Repeat the material verbatim and drop the pictures.

Extracted records
◆ ◆ ◆

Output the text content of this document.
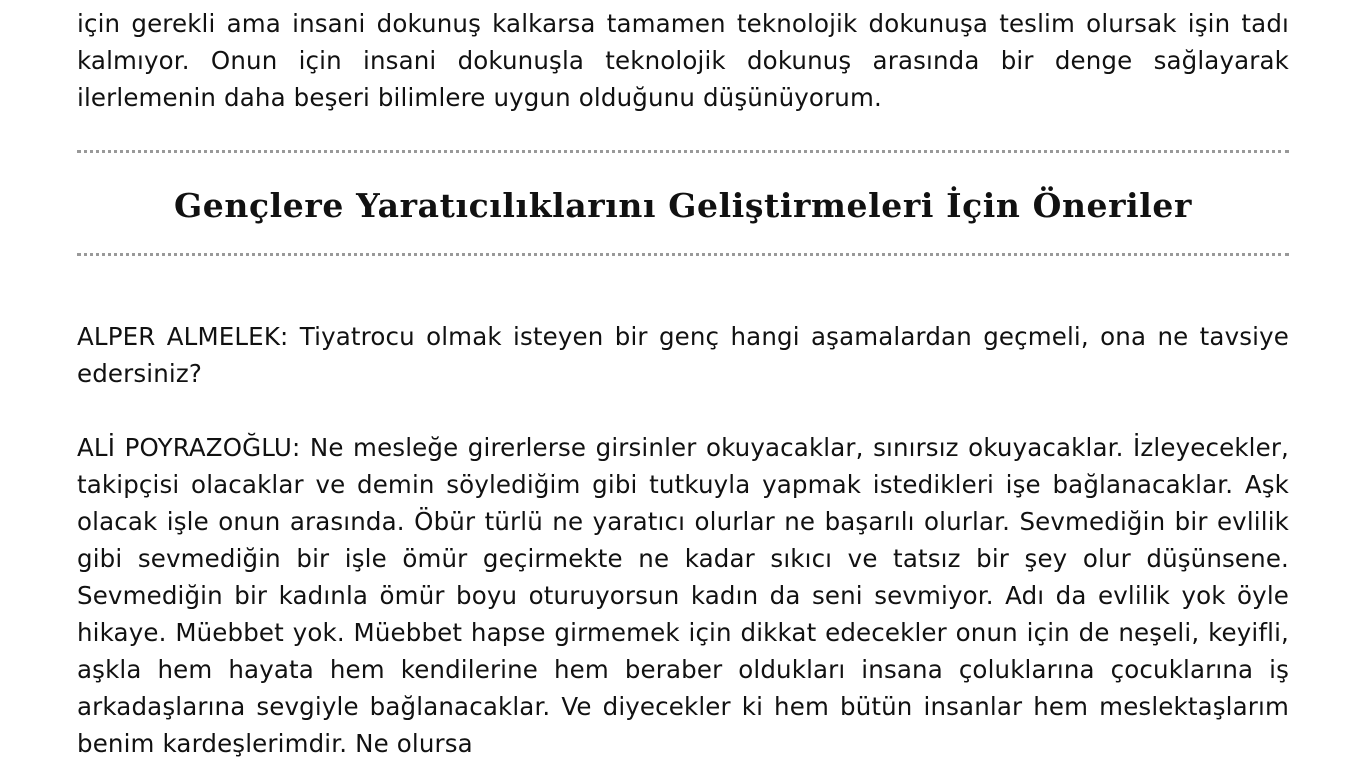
için gerekli ama insani dokunuş kalkarsa tamamen teknolojik dokunuşa teslim olursak işin tadı kalmıyor. Onun için insani dokunuşla teknolojik dokunuş arasında bir denge sağlayarak ilerlemenin daha beşeri bilimlere uygun olduğunu düşünüyorum.

Gençlere Yaratıcılıklarını Geliştirmeleri İçin Öneriler

ALPER ALMELEK: Tiyatrocu olmak isteyen bir genç hangi aşamalardan geçmeli, ona ne tavsiye edersiniz?

ALİ POYRAZOĞLU: Ne mesleğe girerlerse girsinler okuyacaklar, sınırsız okuyacaklar. İzleyecekler, takipçisi olacaklar ve demin söylediğim gibi tutkuyla yapmak istedikleri işe bağlanacaklar. Aşk olacak işle onun arasında. Öbür türlü ne yaratıcı olurlar ne başarılı olurlar. Sevmediğin bir evlilik gibi sevmediğin bir işle ömür geçirmekte ne kadar sıkıcı ve tatsız bir şey olur düşünsene. Sevmediğin bir kadınla ömür boyu oturuyorsun kadın da seni sevmiyor. Adı da evlilik yok öyle hikaye. Müebbet yok. Müebbet hapse girmemek için dikkat edecekler onun için de neşeli, keyifli, aşkla hem hayata hem kendilerine hem beraber oldukları insana çoluklarına çocuklarına iş arkadaşlarına sevgiyle bağlanacaklar. Ve diyecekler ki hem bütün insanlar hem meslektaşlarım benim kardeşlerimdir. Ne olursa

◆ ◆ ◆

## CORRECT OUTPUT
Output the text content of this document.
için gerekli ama insani dokunuş kalkarsa tamamen teknolojik dokunuşa teslim olursak işin tadı kalmıyor. Onun için insani dokunuşla teknolojik dokunuş arasında bir denge sağlayarak ilerlemenin daha beşeri bilimlere uygun olduğunu düşünüyorum.

Gençlere Yaratıcılıklarını Geliştirmeleri İçin Öneriler

ALPER ALMELEK: Tiyatrocu olmak isteyen bir genç hangi aşamalardan geçmeli, ona ne tavsiye edersiniz?

ALİ POYRAZOĞLU: Ne mesleğe girerlerse girsinler okuyacaklar, sınırsız okuyacaklar. İzleyecekler, takipçisi olacaklar ve demin söylediğim gibi tutkuyla yapmak istedikleri işe bağlanacaklar. Aşk olacak işle onun arasında. Öbür türlü ne yaratıcı olurlar ne başarılı olurlar. Sevmediğin bir evlilik gibi sevmediğin bir işle ömür geçirmekte ne kadar sıkıcı ve tatsız bir şey olur düşünsene. Sevmediğin bir kadınla ömür boyu oturuyorsun kadın da seni sevmiyor. Adı da evlilik yok öyle hikaye. Müebbet yok. Müebbet hapse girmemek için dikkat edecekler onun için de neşeli, keyifli, aşkla hem hayata hem kendilerine hem beraber oldukları insana çoluklarına çocuklarına iş arkadaşlarına sevgiyle bağlanacaklar. Ve diyecekler ki hem bütün insanlar hem meslektaşlarım benim kardeşlerimdir. Ne olursa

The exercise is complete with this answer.